[Data entries]
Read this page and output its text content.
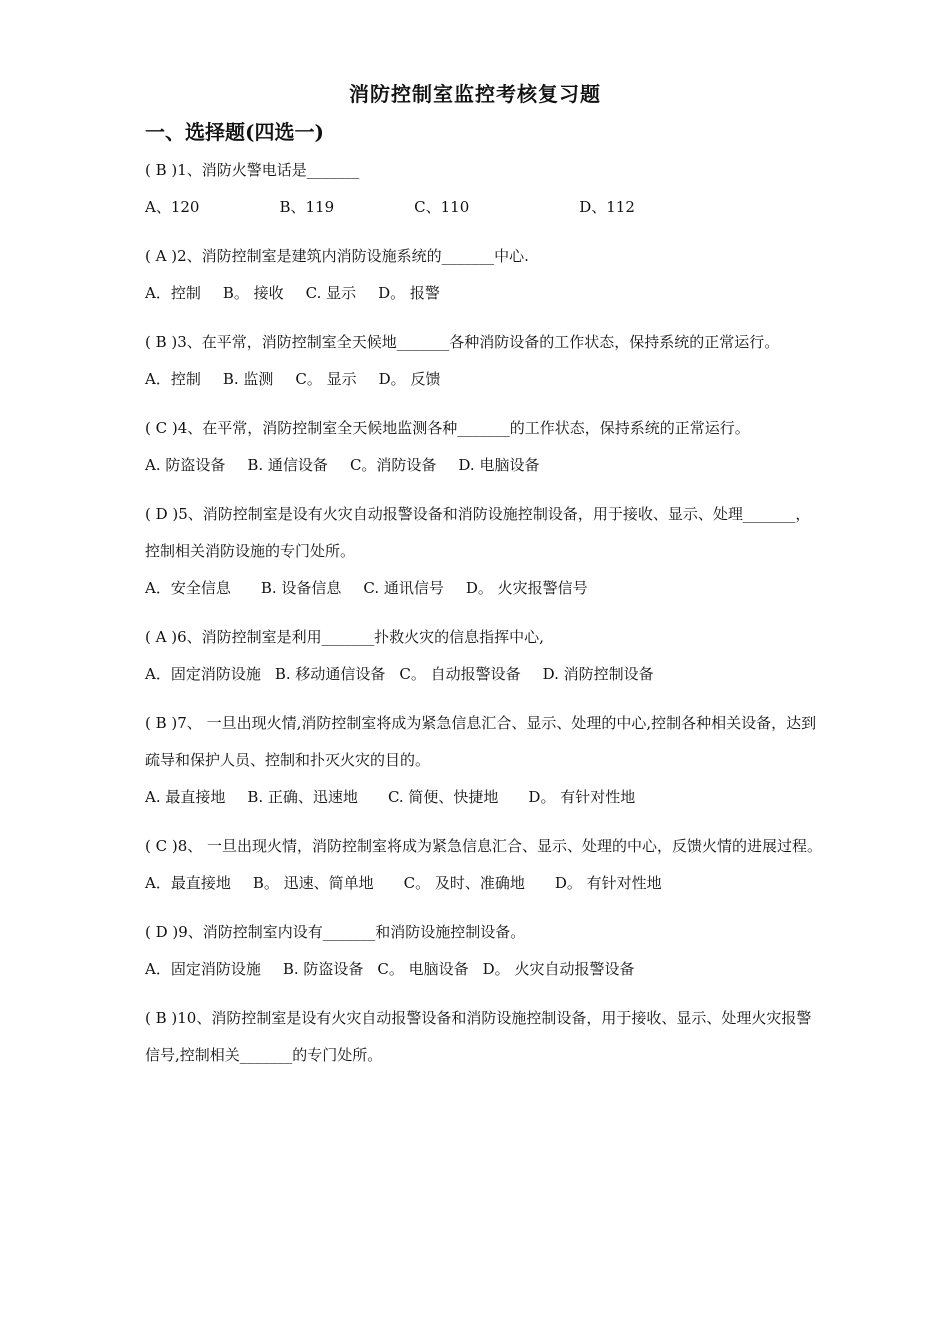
消防控制室监控考核复习题
一、选择题(四选一)
( B )1、消防火警电话是_______
A、120	B、119	C、110	D、112
( A )2、消防控制室是建筑内消防设施系统的_______中心.
A．控制 B。 接收 C. 显示 D。 报警
( B )3、在平常，消防控制室全天候地_______各种消防设备的工作状态，保持系统的正常运行。
A．控制 B. 监测 C。 显示 D。 反馈
( C )4、在平常，消防控制室全天候地监测各种_______的工作状态，保持系统的正常运行。
A. 防盗设备 B. 通信设备 C。消防设备 D. 电脑设备
( D )5、消防控制室是设有火灾自动报警设备和消防设施控制设备，用于接收、显示、处理_______，控制相关消防设施的专门处所。
A．安全信息 B. 设备信息 C. 通讯信号 D。 火灾报警信号
( A )6、消防控制室是利用_______扑救火灾的信息指挥中心,
A．固定消防设施 B. 移动通信设备 C。 自动报警设备 D. 消防控制设备
( B )7、 一旦出现火情,消防控制室将成为紧急信息汇合、显示、处理的中心,控制各种相关设备，达到疏导和保护人员、控制和扑灭火灾的目的。
A. 最直接地 B. 正确、迅速地 C. 简便、快捷地 D。 有针对性地
( C )8、 一旦出现火情，消防控制室将成为紧急信息汇合、显示、处理的中心，反馈火情的进展过程。
A．最直接地 B。 迅速、简单地 C。 及时、准确地 D。 有针对性地
( D )9、消防控制室内设有_______和消防设施控制设备。
A．固定消防设施 B. 防盗设备 C。 电脑设备 D。 火灾自动报警设备
( B )10、消防控制室是设有火灾自动报警设备和消防设施控制设备，用于接收、显示、处理火灾报警信号,控制相关_______的专门处所。
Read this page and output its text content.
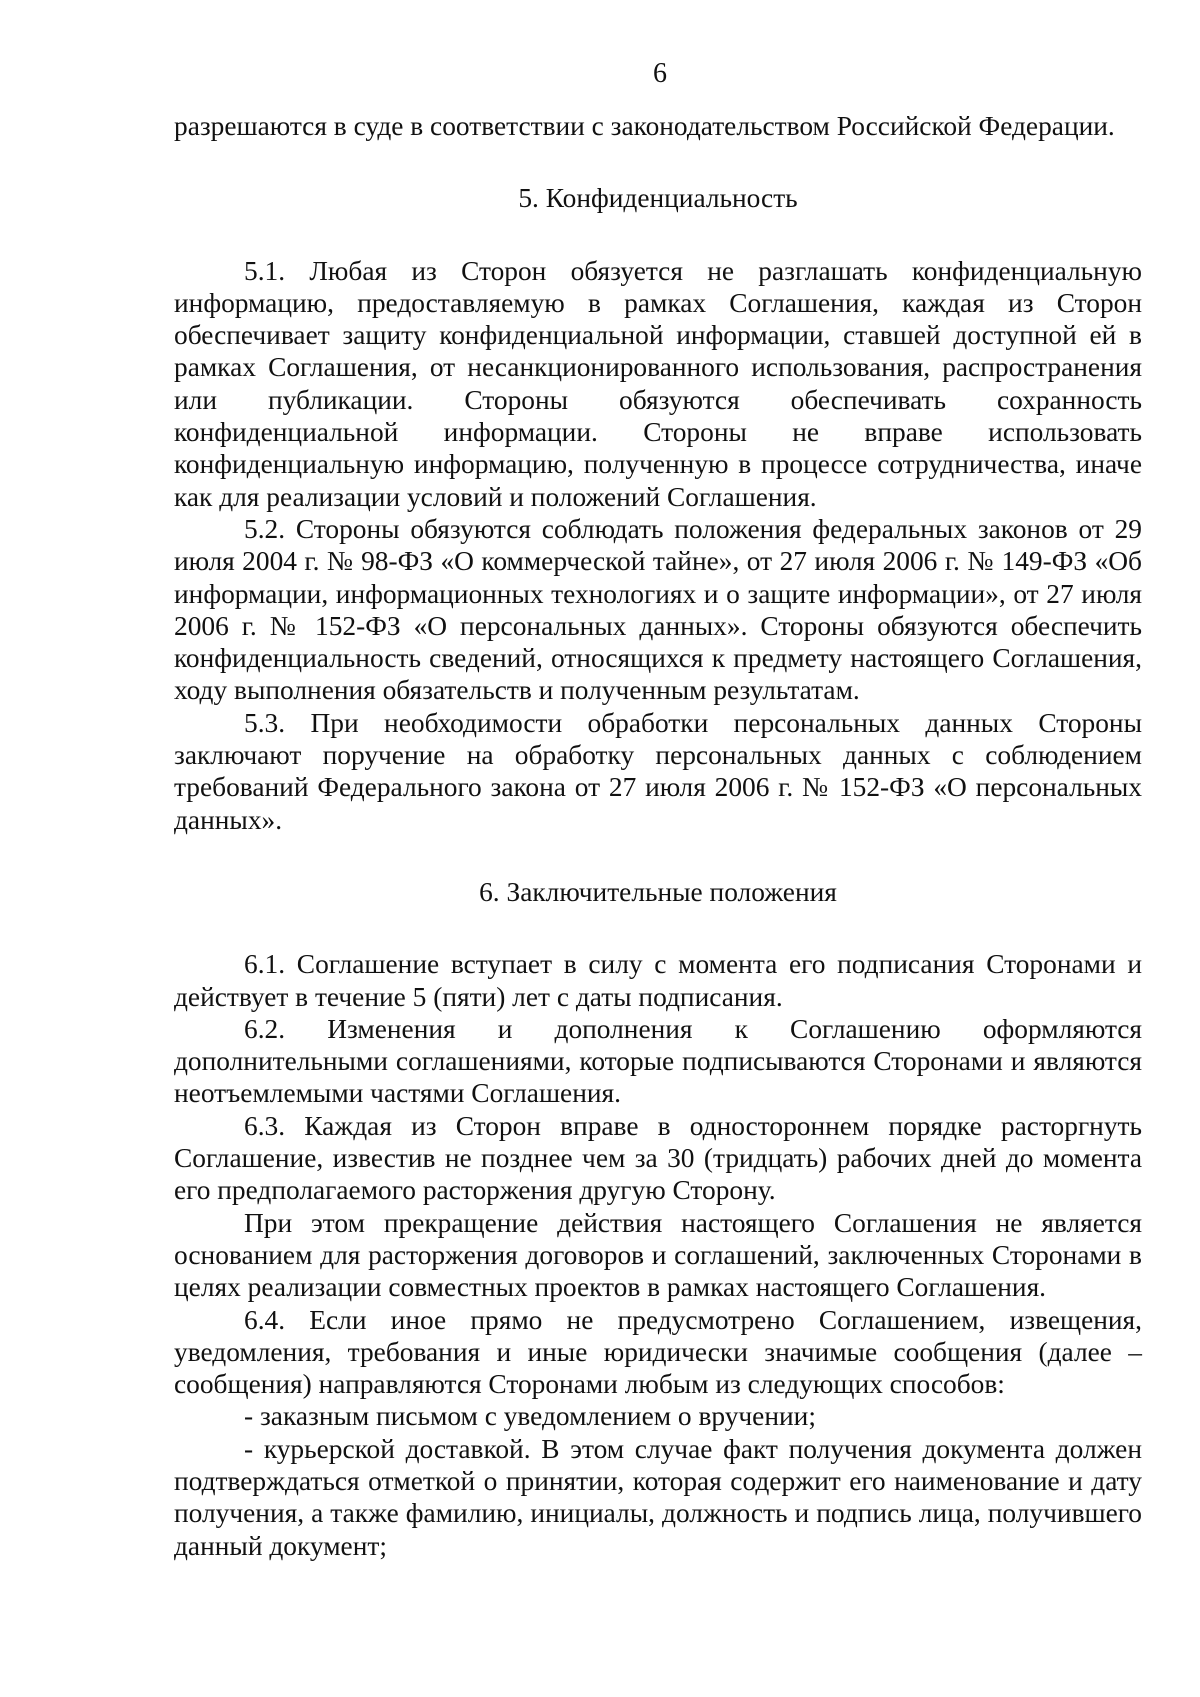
6

разрешаются в суде в соответствии с законодательством Российской Федерации.

5. Конфиденциальность

5.1. Любая из Сторон обязуется не разглашать конфиденциальную информацию, предоставляемую в рамках Соглашения, каждая из Сторон обеспечивает защиту конфиденциальной информации, ставшей доступной ей в рамках Соглашения, от несанкционированного использования, распространения или публикации. Стороны обязуются обеспечивать сохранность конфиденциальной информации. Стороны не вправе использовать конфиденциальную информацию, полученную в процессе сотрудничества, иначе как для реализации условий и положений Соглашения.

5.2. Стороны обязуются соблюдать положения федеральных законов от 29 июля 2004 г. № 98-ФЗ «О коммерческой тайне», от 27 июля 2006 г. № 149-ФЗ «Об информации, информационных технологиях и о защите информации», от 27 июля 2006 г. № 152-ФЗ «О персональных данных». Стороны обязуются обеспечить конфиденциальность сведений, относящихся к предмету настоящего Соглашения, ходу выполнения обязательств и полученным результатам.

5.3. При необходимости обработки персональных данных Стороны заключают поручение на обработку персональных данных с соблюдением требований Федерального закона от 27 июля 2006 г. № 152-ФЗ «О персональных данных».

6. Заключительные положения

6.1. Соглашение вступает в силу с момента его подписания Сторонами и действует в течение 5 (пяти) лет с даты подписания.

6.2. Изменения и дополнения к Соглашению оформляются дополнительными соглашениями, которые подписываются Сторонами и являются неотъемлемыми частями Соглашения.

6.3. Каждая из Сторон вправе в одностороннем порядке расторгнуть Соглашение, известив не позднее чем за 30 (тридцать) рабочих дней до момента его предполагаемого расторжения другую Сторону.

При этом прекращение действия настоящего Соглашения не является основанием для расторжения договоров и соглашений, заключенных Сторонами в целях реализации совместных проектов в рамках настоящего Соглашения.

6.4. Если иное прямо не предусмотрено Соглашением, извещения, уведомления, требования и иные юридически значимые сообщения (далее – сообщения) направляются Сторонами любым из следующих способов:

- заказным письмом с уведомлением о вручении;

- курьерской доставкой. В этом случае факт получения документа должен подтверждаться отметкой о принятии, которая содержит его наименование и дату получения, а также фамилию, инициалы, должность и подпись лица, получившего данный документ;
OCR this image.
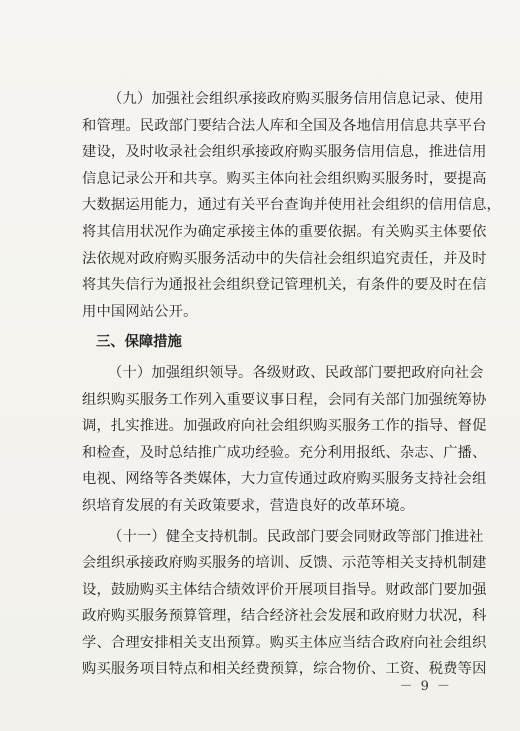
（九）加强社会组织承接政府购买服务信用信息记录、使用
和管理。民政部门要结合法人库和全国及各地信用信息共享平台
建设，及时收录社会组织承接政府购买服务信用信息，推进信用
信息记录公开和共享。购买主体向社会组织购买服务时，要提高
大数据运用能力，通过有关平台查询并使用社会组织的信用信息，
将其信用状况作为确定承接主体的重要依据。有关购买主体要依
法依规对政府购买服务活动中的失信社会组织追究责任，并及时
将其失信行为通报社会组织登记管理机关，有条件的要及时在信
用中国网站公开。

三、保障措施

（十）加强组织领导。各级财政、民政部门要把政府向社会
组织购买服务工作列入重要议事日程，会同有关部门加强统筹协
调，扎实推进。加强政府向社会组织购买服务工作的指导、督促
和检查，及时总结推广成功经验。充分利用报纸、杂志、广播、
电视、网络等各类媒体，大力宣传通过政府购买服务支持社会组
织培育发展的有关政策要求，营造良好的改革环境。

（十一）健全支持机制。民政部门要会同财政等部门推进社
会组织承接政府购买服务的培训、反馈、示范等相关支持机制建
设，鼓励购买主体结合绩效评价开展项目指导。财政部门要加强
政府购买服务预算管理，结合经济社会发展和政府财力状况，科
学、合理安排相关支出预算。购买主体应当结合政府向社会组织
购买服务项目特点和相关经费预算，综合物价、工资、税费等因

－ 9 －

▶ _Work to complete_
Print the records word for word and exclude any picture they hold.

▶ _Task answer_
Read this page and output its text content.
消防控制室监控考核复习题
一、选择题(四选一)
( B )1、消防火警电话是_______
A、120	B、119	C、110	D、112
( A )2、消防控制室是建筑内消防设施系统的_______中心.
A．控制 B。 接收 C. 显示 D。 报警
( B )3、在平常，消防控制室全天候地_______各种消防设备的工作状态，保持系统的正常运行。
A．控制 B. 监测 C。 显示 D。 反馈
( C )4、在平常，消防控制室全天候地监测各种_______的工作状态，保持系统的正常运行。
A. 防盗设备 B. 通信设备 C。消防设备 D. 电脑设备
( D )5、消防控制室是设有火灾自动报警设备和消防设施控制设备，用于接收、显示、处理_______，控制相关消防设施的专门处所。
A．安全信息 B. 设备信息 C. 通讯信号 D。 火灾报警信号
( A )6、消防控制室是利用_______扑救火灾的信息指挥中心,
A．固定消防设施 B. 移动通信设备 C。 自动报警设备 D. 消防控制设备
( B )7、 一旦出现火情,消防控制室将成为紧急信息汇合、显示、处理的中心,控制各种相关设备，达到疏导和保护人员、控制和扑灭火灾的目的。
A. 最直接地 B. 正确、迅速地 C. 简便、快捷地 D。 有针对性地
( C )8、 一旦出现火情，消防控制室将成为紧急信息汇合、显示、处理的中心，反馈火情的进展过程。
A．最直接地 B。 迅速、简单地 C。 及时、准确地 D。 有针对性地
( D )9、消防控制室内设有_______和消防设施控制设备。
A．固定消防设施 B. 防盗设备 C。 电脑设备 D。 火灾自动报警设备
( B )10、消防控制室是设有火灾自动报警设备和消防设施控制设备，用于接收、显示、处理火灾报警信号,控制相关_______的专门处所。
Read this page and output its text content.
6

разрешаются в суде в соответствии с законодательством Российской Федерации.

5. Конфиденциальность

5.1. Любая из Сторон обязуется не разглашать конфиденциальную информацию, предоставляемую в рамках Соглашения, каждая из Сторон обеспечивает защиту конфиденциальной информации, ставшей доступной ей в рамках Соглашения, от несанкционированного использования, распространения или публикации. Стороны обязуются обеспечивать сохранность конфиденциальной информации. Стороны не вправе использовать конфиденциальную информацию, полученную в процессе сотрудничества, иначе как для реализации условий и положений Соглашения.

5.2. Стороны обязуются соблюдать положения федеральных законов от 29 июля 2004 г. № 98-ФЗ «О коммерческой тайне», от 27 июля 2006 г. № 149-ФЗ «Об информации, информационных технологиях и о защите информации», от 27 июля 2006 г. № 152-ФЗ «О персональных данных». Стороны обязуются обеспечить конфиденциальность сведений, относящихся к предмету настоящего Соглашения, ходу выполнения обязательств и полученным результатам.

5.3. При необходимости обработки персональных данных Стороны заключают поручение на обработку персональных данных с соблюдением требований Федерального закона от 27 июля 2006 г. № 152-ФЗ «О персональных данных».

6. Заключительные положения

6.1. Соглашение вступает в силу с момента его подписания Сторонами и действует в течение 5 (пяти) лет с даты подписания.

6.2. Изменения и дополнения к Соглашению оформляются дополнительными соглашениями, которые подписываются Сторонами и являются неотъемлемыми частями Соглашения.

6.3. Каждая из Сторон вправе в одностороннем порядке расторгнуть Соглашение, известив не позднее чем за 30 (тридцать) рабочих дней до момента его предполагаемого расторжения другую Сторону.

При этом прекращение действия настоящего Соглашения не является основанием для расторжения договоров и соглашений, заключенных Сторонами в целях реализации совместных проектов в рамках настоящего Соглашения.

6.4. Если иное прямо не предусмотрено Соглашением, извещения, уведомления, требования и иные юридически значимые сообщения (далее – сообщения) направляются Сторонами любым из следующих способов:

- заказным письмом с уведомлением о вручении;

- курьерской доставкой. В этом случае факт получения документа должен подтверждаться отметкой о принятии, которая содержит его наименование и дату получения, а также фамилию, инициалы, должность и подпись лица, получившего данный документ;
OCR this image.
（九）加强社会组织承接政府购买服务信用信息记录、使用
和管理。民政部门要结合法人库和全国及各地信用信息共享平台
建设，及时收录社会组织承接政府购买服务信用信息，推进信用
信息记录公开和共享。购买主体向社会组织购买服务时，要提高
大数据运用能力，通过有关平台查询并使用社会组织的信用信息，
将其信用状况作为确定承接主体的重要依据。有关购买主体要依
法依规对政府购买服务活动中的失信社会组织追究责任，并及时
将其失信行为通报社会组织登记管理机关，有条件的要及时在信
用中国网站公开。

三、保障措施

（十）加强组织领导。各级财政、民政部门要把政府向社会
组织购买服务工作列入重要议事日程，会同有关部门加强统筹协
调，扎实推进。加强政府向社会组织购买服务工作的指导、督促
和检查，及时总结推广成功经验。充分利用报纸、杂志、广播、
电视、网络等各类媒体，大力宣传通过政府购买服务支持社会组
织培育发展的有关政策要求，营造良好的改革环境。

（十一）健全支持机制。民政部门要会同财政等部门推进社
会组织承接政府购买服务的培训、反馈、示范等相关支持机制建
设，鼓励购买主体结合绩效评价开展项目指导。财政部门要加强
政府购买服务预算管理，结合经济社会发展和政府财力状况，科
学、合理安排相关支出预算。购买主体应当结合政府向社会组织
购买服务项目特点和相关经费预算，综合物价、工资、税费等因

－ 9 －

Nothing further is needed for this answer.